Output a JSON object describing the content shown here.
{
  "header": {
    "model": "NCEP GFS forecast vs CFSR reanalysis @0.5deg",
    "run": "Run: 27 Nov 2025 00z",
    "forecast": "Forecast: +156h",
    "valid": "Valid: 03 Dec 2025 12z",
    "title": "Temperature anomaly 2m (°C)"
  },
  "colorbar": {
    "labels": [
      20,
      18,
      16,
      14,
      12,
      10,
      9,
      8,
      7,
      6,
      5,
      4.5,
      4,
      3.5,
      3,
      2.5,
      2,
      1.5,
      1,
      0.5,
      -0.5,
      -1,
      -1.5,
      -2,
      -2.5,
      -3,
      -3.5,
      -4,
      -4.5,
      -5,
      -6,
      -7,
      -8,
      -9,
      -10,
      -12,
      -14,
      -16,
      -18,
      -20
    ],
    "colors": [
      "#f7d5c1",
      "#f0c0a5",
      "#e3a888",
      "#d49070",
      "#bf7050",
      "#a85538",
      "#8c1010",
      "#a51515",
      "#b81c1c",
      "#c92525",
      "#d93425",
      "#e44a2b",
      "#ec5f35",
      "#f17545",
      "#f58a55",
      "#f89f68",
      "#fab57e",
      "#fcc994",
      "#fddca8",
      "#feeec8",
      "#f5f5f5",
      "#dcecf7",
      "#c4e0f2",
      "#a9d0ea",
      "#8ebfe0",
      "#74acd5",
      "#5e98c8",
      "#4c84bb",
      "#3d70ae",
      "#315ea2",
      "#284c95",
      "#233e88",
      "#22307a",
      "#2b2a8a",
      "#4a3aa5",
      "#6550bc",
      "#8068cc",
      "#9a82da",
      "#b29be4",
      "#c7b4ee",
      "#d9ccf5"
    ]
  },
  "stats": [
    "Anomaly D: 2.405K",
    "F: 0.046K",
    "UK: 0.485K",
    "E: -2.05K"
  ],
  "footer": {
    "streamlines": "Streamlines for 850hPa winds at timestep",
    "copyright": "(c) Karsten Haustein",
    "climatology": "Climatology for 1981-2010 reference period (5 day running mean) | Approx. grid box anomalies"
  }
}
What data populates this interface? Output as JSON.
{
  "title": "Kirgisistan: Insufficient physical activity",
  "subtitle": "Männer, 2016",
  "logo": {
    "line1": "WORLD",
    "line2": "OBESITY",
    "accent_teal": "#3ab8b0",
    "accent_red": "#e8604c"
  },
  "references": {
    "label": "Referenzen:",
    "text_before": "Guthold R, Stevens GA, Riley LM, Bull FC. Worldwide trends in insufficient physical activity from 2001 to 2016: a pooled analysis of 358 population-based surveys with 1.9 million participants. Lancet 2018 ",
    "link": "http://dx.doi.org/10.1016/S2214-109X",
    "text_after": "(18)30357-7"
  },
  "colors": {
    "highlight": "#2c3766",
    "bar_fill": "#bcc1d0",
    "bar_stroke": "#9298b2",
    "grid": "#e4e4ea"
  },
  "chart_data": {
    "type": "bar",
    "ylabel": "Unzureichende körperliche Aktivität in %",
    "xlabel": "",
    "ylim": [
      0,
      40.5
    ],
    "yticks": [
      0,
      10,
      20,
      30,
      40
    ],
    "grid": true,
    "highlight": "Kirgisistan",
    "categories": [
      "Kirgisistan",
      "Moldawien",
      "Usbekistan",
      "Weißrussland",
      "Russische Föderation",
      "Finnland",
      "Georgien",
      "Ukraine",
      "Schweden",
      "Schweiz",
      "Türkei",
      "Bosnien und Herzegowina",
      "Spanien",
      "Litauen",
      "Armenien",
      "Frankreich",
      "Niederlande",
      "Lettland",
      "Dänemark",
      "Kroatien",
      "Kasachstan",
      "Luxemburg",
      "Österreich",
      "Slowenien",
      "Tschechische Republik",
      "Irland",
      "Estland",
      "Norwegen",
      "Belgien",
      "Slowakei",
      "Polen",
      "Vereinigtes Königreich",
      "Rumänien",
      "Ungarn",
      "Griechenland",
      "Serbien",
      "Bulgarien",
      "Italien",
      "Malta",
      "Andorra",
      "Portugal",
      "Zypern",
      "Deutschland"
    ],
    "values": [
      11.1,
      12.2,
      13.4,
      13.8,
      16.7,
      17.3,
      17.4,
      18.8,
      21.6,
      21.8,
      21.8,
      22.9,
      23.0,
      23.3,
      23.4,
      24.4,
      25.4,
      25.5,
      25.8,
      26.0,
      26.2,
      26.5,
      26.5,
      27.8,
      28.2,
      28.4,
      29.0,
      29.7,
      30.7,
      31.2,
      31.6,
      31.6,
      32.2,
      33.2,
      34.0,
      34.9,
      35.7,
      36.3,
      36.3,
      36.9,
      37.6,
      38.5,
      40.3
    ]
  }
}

- - - - - - -

## [WORK INSTRUCTIONS]
Repeat all the records. Match each line exactly.

## [RESULT FOR THIS EXERCISE]
Output a JSON object describing the content shown here.
{
  "header": {
    "model": "NCEP GFS forecast vs CFSR reanalysis @0.5deg",
    "run": "Run: 27 Nov 2025 00z",
    "forecast": "Forecast: +156h",
    "valid": "Valid: 03 Dec 2025 12z",
    "title": "Temperature anomaly 2m (°C)"
  },
  "colorbar": {
    "labels": [
      20,
      18,
      16,
      14,
      12,
      10,
      9,
      8,
      7,
      6,
      5,
      4.5,
      4,
      3.5,
      3,
      2.5,
      2,
      1.5,
      1,
      0.5,
      -0.5,
      -1,
      -1.5,
      -2,
      -2.5,
      -3,
      -3.5,
      -4,
      -4.5,
      -5,
      -6,
      -7,
      -8,
      -9,
      -10,
      -12,
      -14,
      -16,
      -18,
      -20
    ],
    "colors": [
      "#f7d5c1",
      "#f0c0a5",
      "#e3a888",
      "#d49070",
      "#bf7050",
      "#a85538",
      "#8c1010",
      "#a51515",
      "#b81c1c",
      "#c92525",
      "#d93425",
      "#e44a2b",
      "#ec5f35",
      "#f17545",
      "#f58a55",
      "#f89f68",
      "#fab57e",
      "#fcc994",
      "#fddca8",
      "#feeec8",
      "#f5f5f5",
      "#dcecf7",
      "#c4e0f2",
      "#a9d0ea",
      "#8ebfe0",
      "#74acd5",
      "#5e98c8",
      "#4c84bb",
      "#3d70ae",
      "#315ea2",
      "#284c95",
      "#233e88",
      "#22307a",
      "#2b2a8a",
      "#4a3aa5",
      "#6550bc",
      "#8068cc",
      "#9a82da",
      "#b29be4",
      "#c7b4ee",
      "#d9ccf5"
    ]
  },
  "stats": [
    "Anomaly D: 2.405K",
    "F: 0.046K",
    "UK: 0.485K",
    "E: -2.05K"
  ],
  "footer": {
    "streamlines": "Streamlines for 850hPa winds at timestep",
    "copyright": "(c) Karsten Haustein",
    "climatology": "Climatology for 1981-2010 reference period (5 day running mean) | Approx. grid box anomalies"
  }
}
What data populates this interface? Output as JSON.
{
  "title": "Kirgisistan: Insufficient physical activity",
  "subtitle": "Männer, 2016",
  "logo": {
    "line1": "WORLD",
    "line2": "OBESITY",
    "accent_teal": "#3ab8b0",
    "accent_red": "#e8604c"
  },
  "references": {
    "label": "Referenzen:",
    "text_before": "Guthold R, Stevens GA, Riley LM, Bull FC. Worldwide trends in insufficient physical activity from 2001 to 2016: a pooled analysis of 358 population-based surveys with 1.9 million participants. Lancet 2018 ",
    "link": "http://dx.doi.org/10.1016/S2214-109X",
    "text_after": "(18)30357-7"
  },
  "colors": {
    "highlight": "#2c3766",
    "bar_fill": "#bcc1d0",
    "bar_stroke": "#9298b2",
    "grid": "#e4e4ea"
  },
  "chart_data": {
    "type": "bar",
    "ylabel": "Unzureichende körperliche Aktivität in %",
    "xlabel": "",
    "ylim": [
      0,
      40.5
    ],
    "yticks": [
      0,
      10,
      20,
      30,
      40
    ],
    "grid": true,
    "highlight": "Kirgisistan",
    "categories": [
      "Kirgisistan",
      "Moldawien",
      "Usbekistan",
      "Weißrussland",
      "Russische Föderation",
      "Finnland",
      "Georgien",
      "Ukraine",
      "Schweden",
      "Schweiz",
      "Türkei",
      "Bosnien und Herzegowina",
      "Spanien",
      "Litauen",
      "Armenien",
      "Frankreich",
      "Niederlande",
      "Lettland",
      "Dänemark",
      "Kroatien",
      "Kasachstan",
      "Luxemburg",
      "Österreich",
      "Slowenien",
      "Tschechische Republik",
      "Irland",
      "Estland",
      "Norwegen",
      "Belgien",
      "Slowakei",
      "Polen",
      "Vereinigtes Königreich",
      "Rumänien",
      "Ungarn",
      "Griechenland",
      "Serbien",
      "Bulgarien",
      "Italien",
      "Malta",
      "Andorra",
      "Portugal",
      "Zypern",
      "Deutschland"
    ],
    "values": [
      11.1,
      12.2,
      13.4,
      13.8,
      16.7,
      17.3,
      17.4,
      18.8,
      21.6,
      21.8,
      21.8,
      22.9,
      23.0,
      23.3,
      23.4,
      24.4,
      25.4,
      25.5,
      25.8,
      26.0,
      26.2,
      26.5,
      26.5,
      27.8,
      28.2,
      28.4,
      29.0,
      29.7,
      30.7,
      31.2,
      31.6,
      31.6,
      32.2,
      33.2,
      34.0,
      34.9,
      35.7,
      36.3,
      36.3,
      36.9,
      37.6,
      38.5,
      40.3
    ]
  }
}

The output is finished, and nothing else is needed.